Dataset entries
## start
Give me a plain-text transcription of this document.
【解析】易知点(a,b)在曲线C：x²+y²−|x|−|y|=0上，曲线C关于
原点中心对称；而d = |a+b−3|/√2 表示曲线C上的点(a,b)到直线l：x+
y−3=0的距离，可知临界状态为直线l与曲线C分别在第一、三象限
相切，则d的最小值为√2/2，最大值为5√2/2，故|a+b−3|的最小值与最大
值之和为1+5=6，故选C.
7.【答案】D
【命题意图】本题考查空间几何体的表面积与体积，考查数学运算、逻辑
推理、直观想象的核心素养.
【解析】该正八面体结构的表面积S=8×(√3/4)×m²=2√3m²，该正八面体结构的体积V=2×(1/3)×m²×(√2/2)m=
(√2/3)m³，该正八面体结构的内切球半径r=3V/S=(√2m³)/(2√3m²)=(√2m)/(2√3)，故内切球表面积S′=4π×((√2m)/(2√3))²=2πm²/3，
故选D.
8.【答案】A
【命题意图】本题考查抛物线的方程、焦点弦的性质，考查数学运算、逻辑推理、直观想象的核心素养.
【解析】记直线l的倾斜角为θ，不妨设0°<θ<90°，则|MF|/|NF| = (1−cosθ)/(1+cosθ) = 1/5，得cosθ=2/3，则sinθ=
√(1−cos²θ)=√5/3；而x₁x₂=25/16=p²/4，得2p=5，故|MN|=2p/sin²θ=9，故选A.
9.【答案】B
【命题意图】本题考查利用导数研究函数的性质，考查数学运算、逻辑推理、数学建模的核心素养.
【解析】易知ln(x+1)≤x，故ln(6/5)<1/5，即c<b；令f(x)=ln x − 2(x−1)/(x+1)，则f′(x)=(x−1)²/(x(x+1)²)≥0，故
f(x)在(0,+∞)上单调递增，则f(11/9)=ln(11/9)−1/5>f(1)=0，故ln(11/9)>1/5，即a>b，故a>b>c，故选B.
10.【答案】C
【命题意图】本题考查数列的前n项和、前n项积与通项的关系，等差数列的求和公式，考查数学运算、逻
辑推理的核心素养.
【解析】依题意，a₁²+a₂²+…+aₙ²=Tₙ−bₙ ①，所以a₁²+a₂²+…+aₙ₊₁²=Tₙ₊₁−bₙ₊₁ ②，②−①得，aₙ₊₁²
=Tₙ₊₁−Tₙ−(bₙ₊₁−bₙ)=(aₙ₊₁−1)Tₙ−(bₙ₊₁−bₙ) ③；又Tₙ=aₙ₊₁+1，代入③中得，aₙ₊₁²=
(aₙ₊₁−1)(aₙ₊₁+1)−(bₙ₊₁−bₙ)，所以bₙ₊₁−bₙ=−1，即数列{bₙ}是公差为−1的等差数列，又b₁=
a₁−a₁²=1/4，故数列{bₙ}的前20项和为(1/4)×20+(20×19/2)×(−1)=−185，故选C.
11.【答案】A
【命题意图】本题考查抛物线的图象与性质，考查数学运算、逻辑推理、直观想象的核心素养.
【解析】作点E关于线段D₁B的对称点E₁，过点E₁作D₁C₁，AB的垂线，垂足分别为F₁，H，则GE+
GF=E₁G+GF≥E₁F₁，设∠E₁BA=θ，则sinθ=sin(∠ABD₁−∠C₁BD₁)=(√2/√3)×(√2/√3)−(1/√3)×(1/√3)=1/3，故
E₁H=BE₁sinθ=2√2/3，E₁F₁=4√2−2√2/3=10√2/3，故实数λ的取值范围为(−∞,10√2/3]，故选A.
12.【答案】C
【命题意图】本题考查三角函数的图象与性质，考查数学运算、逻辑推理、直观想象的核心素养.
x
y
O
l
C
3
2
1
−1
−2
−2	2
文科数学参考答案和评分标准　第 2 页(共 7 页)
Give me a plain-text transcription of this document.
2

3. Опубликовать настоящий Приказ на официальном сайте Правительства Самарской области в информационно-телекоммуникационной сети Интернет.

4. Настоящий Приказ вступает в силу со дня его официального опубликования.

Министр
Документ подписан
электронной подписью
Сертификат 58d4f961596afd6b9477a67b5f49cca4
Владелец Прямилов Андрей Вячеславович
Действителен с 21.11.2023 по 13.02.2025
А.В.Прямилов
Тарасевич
## end
◆ What you have to do ◆
Reproduce the material precisely, including every line.

◆ Answer for this exercise ◆
Give me a plain-text transcription of this document.
【解析】易知点(a,b)在曲线C：x²+y²−|x|−|y|=0上，曲线C关于
原点中心对称；而d = |a+b−3|/√2 表示曲线C上的点(a,b)到直线l：x+
y−3=0的距离，可知临界状态为直线l与曲线C分别在第一、三象限
相切，则d的最小值为√2/2，最大值为5√2/2，故|a+b−3|的最小值与最大
值之和为1+5=6，故选C.
7.【答案】D
【命题意图】本题考查空间几何体的表面积与体积，考查数学运算、逻辑
推理、直观想象的核心素养.
【解析】该正八面体结构的表面积S=8×(√3/4)×m²=2√3m²，该正八面体结构的体积V=2×(1/3)×m²×(√2/2)m=
(√2/3)m³，该正八面体结构的内切球半径r=3V/S=(√2m³)/(2√3m²)=(√2m)/(2√3)，故内切球表面积S′=4π×((√2m)/(2√3))²=2πm²/3，
故选D.
8.【答案】A
【命题意图】本题考查抛物线的方程、焦点弦的性质，考查数学运算、逻辑推理、直观想象的核心素养.
【解析】记直线l的倾斜角为θ，不妨设0°<θ<90°，则|MF|/|NF| = (1−cosθ)/(1+cosθ) = 1/5，得cosθ=2/3，则sinθ=
√(1−cos²θ)=√5/3；而x₁x₂=25/16=p²/4，得2p=5，故|MN|=2p/sin²θ=9，故选A.
9.【答案】B
【命题意图】本题考查利用导数研究函数的性质，考查数学运算、逻辑推理、数学建模的核心素养.
【解析】易知ln(x+1)≤x，故ln(6/5)<1/5，即c<b；令f(x)=ln x − 2(x−1)/(x+1)，则f′(x)=(x−1)²/(x(x+1)²)≥0，故
f(x)在(0,+∞)上单调递增，则f(11/9)=ln(11/9)−1/5>f(1)=0，故ln(11/9)>1/5，即a>b，故a>b>c，故选B.
10.【答案】C
【命题意图】本题考查数列的前n项和、前n项积与通项的关系，等差数列的求和公式，考查数学运算、逻
辑推理的核心素养.
【解析】依题意，a₁²+a₂²+…+aₙ²=Tₙ−bₙ ①，所以a₁²+a₂²+…+aₙ₊₁²=Tₙ₊₁−bₙ₊₁ ②，②−①得，aₙ₊₁²
=Tₙ₊₁−Tₙ−(bₙ₊₁−bₙ)=(aₙ₊₁−1)Tₙ−(bₙ₊₁−bₙ) ③；又Tₙ=aₙ₊₁+1，代入③中得，aₙ₊₁²=
(aₙ₊₁−1)(aₙ₊₁+1)−(bₙ₊₁−bₙ)，所以bₙ₊₁−bₙ=−1，即数列{bₙ}是公差为−1的等差数列，又b₁=
a₁−a₁²=1/4，故数列{bₙ}的前20项和为(1/4)×20+(20×19/2)×(−1)=−185，故选C.
11.【答案】A
【命题意图】本题考查抛物线的图象与性质，考查数学运算、逻辑推理、直观想象的核心素养.
【解析】作点E关于线段D₁B的对称点E₁，过点E₁作D₁C₁，AB的垂线，垂足分别为F₁，H，则GE+
GF=E₁G+GF≥E₁F₁，设∠E₁BA=θ，则sinθ=sin(∠ABD₁−∠C₁BD₁)=(√2/√3)×(√2/√3)−(1/√3)×(1/√3)=1/3，故
E₁H=BE₁sinθ=2√2/3，E₁F₁=4√2−2√2/3=10√2/3，故实数λ的取值范围为(−∞,10√2/3]，故选A.
12.【答案】C
【命题意图】本题考查三角函数的图象与性质，考查数学运算、逻辑推理、直观想象的核心素养.
x
y
O
l
C
3
2
1
−1
−2
−2	2
文科数学参考答案和评分标准　第 2 页(共 7 页)
Give me a plain-text transcription of this document.
2

3. Опубликовать настоящий Приказ на официальном сайте Правительства Самарской области в информационно-телекоммуникационной сети Интернет.

4. Настоящий Приказ вступает в силу со дня его официального опубликования.

Министр
Документ подписан
электронной подписью
Сертификат 58d4f961596afd6b9477a67b5f49cca4
Владелец Прямилов Андрей Вячеславович
Действителен с 21.11.2023 по 13.02.2025
А.В.Прямилов
Тарасевич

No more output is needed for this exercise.